[start]
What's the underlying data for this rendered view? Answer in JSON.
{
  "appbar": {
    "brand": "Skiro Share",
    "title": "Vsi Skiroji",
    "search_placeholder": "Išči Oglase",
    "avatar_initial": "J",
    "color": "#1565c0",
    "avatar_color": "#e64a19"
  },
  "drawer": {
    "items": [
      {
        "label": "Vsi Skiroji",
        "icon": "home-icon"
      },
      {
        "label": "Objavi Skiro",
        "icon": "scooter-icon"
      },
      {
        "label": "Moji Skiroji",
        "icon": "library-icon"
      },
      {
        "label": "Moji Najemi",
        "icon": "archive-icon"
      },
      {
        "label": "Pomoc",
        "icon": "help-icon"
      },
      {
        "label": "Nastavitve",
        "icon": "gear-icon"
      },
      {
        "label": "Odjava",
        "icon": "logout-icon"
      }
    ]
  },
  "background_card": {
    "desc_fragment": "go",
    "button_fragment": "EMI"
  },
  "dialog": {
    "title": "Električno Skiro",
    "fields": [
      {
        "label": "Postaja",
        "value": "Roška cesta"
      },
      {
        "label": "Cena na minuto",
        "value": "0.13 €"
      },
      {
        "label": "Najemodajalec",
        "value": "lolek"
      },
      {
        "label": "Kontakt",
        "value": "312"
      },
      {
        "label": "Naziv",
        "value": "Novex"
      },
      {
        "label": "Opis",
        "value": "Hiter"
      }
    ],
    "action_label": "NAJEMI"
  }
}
[end]
- **Aim of the exercise**:
Copy out every line where the word "Moji" occurs.

- **Exercise answer**:
        "label": "Moji Skiroji",
        "label": "Moji Najemi",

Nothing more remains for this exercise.